§ EXERCISE DETAILS
Omit the pictures, then reproduce every remaining record exactly.

§ STORED DATA

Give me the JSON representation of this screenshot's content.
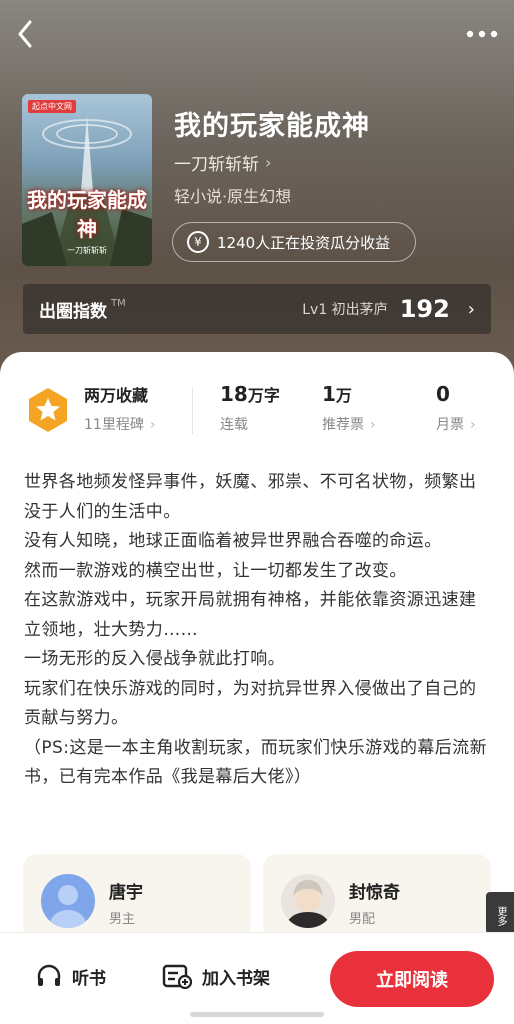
{
  "header": {
    "back_icon": "chevron-left-icon",
    "more_icon": "more-dots-icon"
  },
  "book": {
    "cover_tag": "起点中文网",
    "cover_title": "我的玩家能成神",
    "cover_author": "一刀斩斩斩",
    "title": "我的玩家能成神",
    "author": "一刀斩斩斩",
    "genre": "轻小说·原生幻想",
    "invest_text": "1240人正在投资瓜分收益"
  },
  "index": {
    "label": "出圈指数",
    "tm": "TM",
    "level": "Lv1 初出茅庐",
    "value": "192"
  },
  "stats": {
    "milestone_title": "两万收藏",
    "milestone_sub": "11里程碑",
    "words_value": "18",
    "words_unit": "万字",
    "words_label": "连载",
    "tickets_value": "1",
    "tickets_unit": "万",
    "tickets_label": "推荐票",
    "monthly_value": "0",
    "monthly_label": "月票"
  },
  "description": [
    "世界各地频发怪异事件，妖魔、邪祟、不可名状物，频繁出没于人们的生活中。",
    "没有人知晓，地球正面临着被异世界融合吞噬的命运。",
    "然而一款游戏的横空出世，让一切都发生了改变。",
    "在这款游戏中，玩家开局就拥有神格，并能依靠资源迅速建立领地，壮大势力……",
    "一场无形的反入侵战争就此打响。",
    "玩家们在快乐游戏的同时，为对抗异世界入侵做出了自己的贡献与努力。",
    "（PS:这是一本主角收割玩家，而玩家们快乐游戏的幕后流新书，已有完本作品《我是幕后大佬》）"
  ],
  "characters": [
    {
      "name": "唐宇",
      "role": "男主"
    },
    {
      "name": "封惊奇",
      "role": "男配"
    }
  ],
  "more_tab": "更多",
  "bottom": {
    "listen_label": "听书",
    "shelf_label": "加入书架",
    "read_label": "立即阅读"
  },
  "colors": {
    "accent": "#e8313b",
    "badge": "#f5a524"
  }
}
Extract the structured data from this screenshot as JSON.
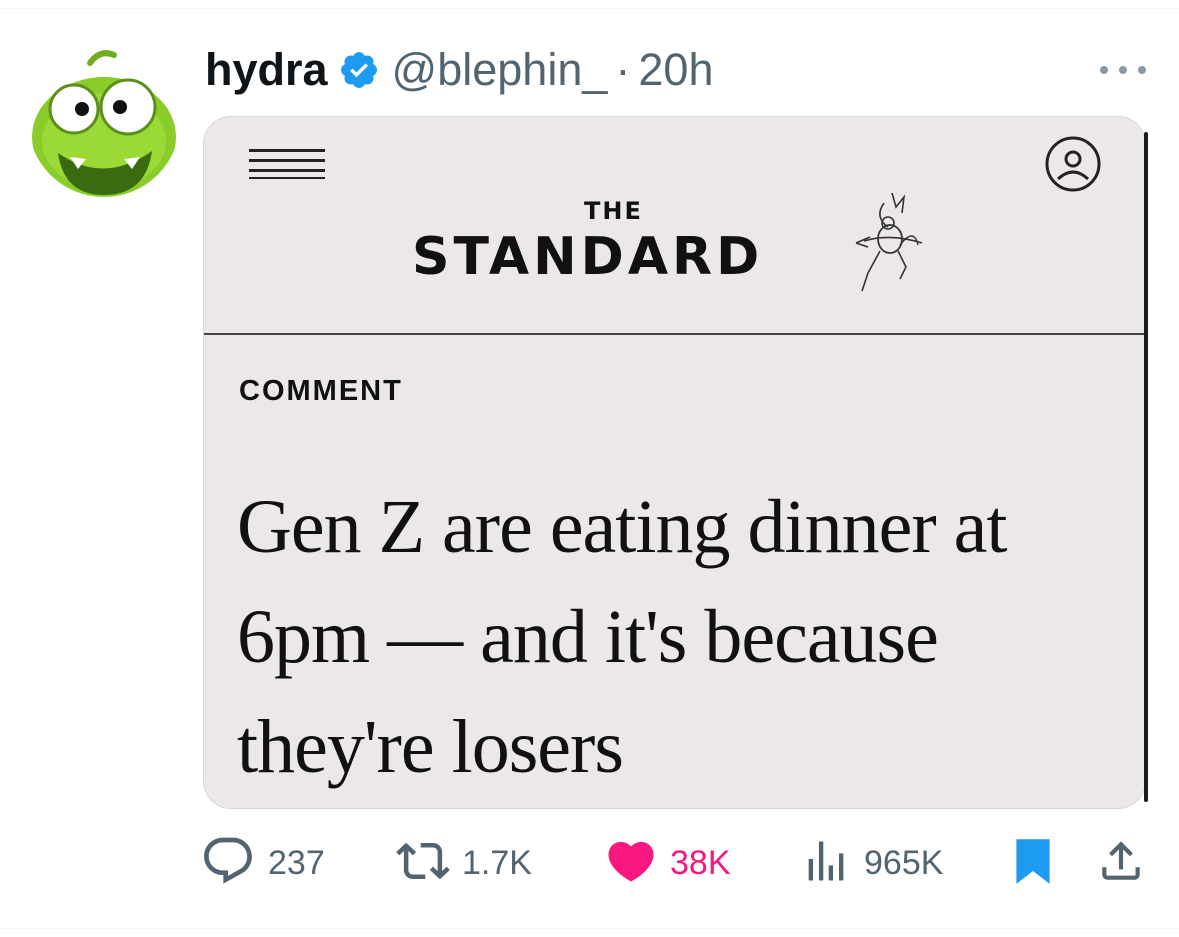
{
  "tweet": {
    "author": {
      "display_name": "hydra",
      "handle": "@blephin_",
      "separator": "·",
      "time": "20h",
      "verified": true
    },
    "card": {
      "masthead_small": "THE",
      "masthead_title": "STANDARD",
      "kicker": "COMMENT",
      "headline": "Gen Z are eating dinner at 6pm — and it's because they're losers"
    },
    "actions": {
      "replies": "237",
      "retweets": "1.7K",
      "likes": "38K",
      "views": "965K"
    }
  },
  "colors": {
    "text_primary": "#0f1419",
    "text_secondary": "#536471",
    "verified_blue": "#1d9bf0",
    "like_pink": "#f91880",
    "bookmark_blue": "#1d9bf0",
    "card_background": "#ede8e8",
    "avatar_green": "#8acd2b"
  },
  "icons": {
    "verified": "verified-badge-icon",
    "more": "more-icon",
    "reply": "reply-icon",
    "retweet": "retweet-icon",
    "like": "heart-icon",
    "views": "views-icon",
    "bookmark": "bookmark-icon",
    "share": "share-icon",
    "menu": "hamburger-menu-icon",
    "account": "account-icon",
    "cupid": "cupid-logo-icon"
  }
}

§ CORRECT RESPONSE
Give me the JSON representation of this screenshot's content.
{
  "header": {
    "back_icon": "chevron-left-icon",
    "more_icon": "more-dots-icon"
  },
  "book": {
    "cover_tag": "起点中文网",
    "cover_title": "我的玩家能成神",
    "cover_author": "一刀斩斩斩",
    "title": "我的玩家能成神",
    "author": "一刀斩斩斩",
    "genre": "轻小说·原生幻想",
    "invest_text": "1240人正在投资瓜分收益"
  },
  "index": {
    "label": "出圈指数",
    "tm": "TM",
    "level": "Lv1 初出茅庐",
    "value": "192"
  },
  "stats": {
    "milestone_title": "两万收藏",
    "milestone_sub": "11里程碑",
    "words_value": "18",
    "words_unit": "万字",
    "words_label": "连载",
    "tickets_value": "1",
    "tickets_unit": "万",
    "tickets_label": "推荐票",
    "monthly_value": "0",
    "monthly_label": "月票"
  },
  "description": [
    "世界各地频发怪异事件，妖魔、邪祟、不可名状物，频繁出没于人们的生活中。",
    "没有人知晓，地球正面临着被异世界融合吞噬的命运。",
    "然而一款游戏的横空出世，让一切都发生了改变。",
    "在这款游戏中，玩家开局就拥有神格，并能依靠资源迅速建立领地，壮大势力……",
    "一场无形的反入侵战争就此打响。",
    "玩家们在快乐游戏的同时，为对抗异世界入侵做出了自己的贡献与努力。",
    "（PS:这是一本主角收割玩家，而玩家们快乐游戏的幕后流新书，已有完本作品《我是幕后大佬》）"
  ],
  "characters": [
    {
      "name": "唐宇",
      "role": "男主"
    },
    {
      "name": "封惊奇",
      "role": "男配"
    }
  ],
  "more_tab": "更多",
  "bottom": {
    "listen_label": "听书",
    "shelf_label": "加入书架",
    "read_label": "立即阅读"
  },
  "colors": {
    "accent": "#e8313b",
    "badge": "#f5a524"
  }
}
Extract the structured data from this screenshot as JSON.
{
  "tweet": {
    "author": {
      "display_name": "hydra",
      "handle": "@blephin_",
      "separator": "·",
      "time": "20h",
      "verified": true
    },
    "card": {
      "masthead_small": "THE",
      "masthead_title": "STANDARD",
      "kicker": "COMMENT",
      "headline": "Gen Z are eating dinner at 6pm — and it's because they're losers"
    },
    "actions": {
      "replies": "237",
      "retweets": "1.7K",
      "likes": "38K",
      "views": "965K"
    }
  },
  "colors": {
    "text_primary": "#0f1419",
    "text_secondary": "#536471",
    "verified_blue": "#1d9bf0",
    "like_pink": "#f91880",
    "bookmark_blue": "#1d9bf0",
    "card_background": "#ede8e8",
    "avatar_green": "#8acd2b"
  },
  "icons": {
    "verified": "verified-badge-icon",
    "more": "more-icon",
    "reply": "reply-icon",
    "retweet": "retweet-icon",
    "like": "heart-icon",
    "views": "views-icon",
    "bookmark": "bookmark-icon",
    "share": "share-icon",
    "menu": "hamburger-menu-icon",
    "account": "account-icon",
    "cupid": "cupid-logo-icon"
  }
}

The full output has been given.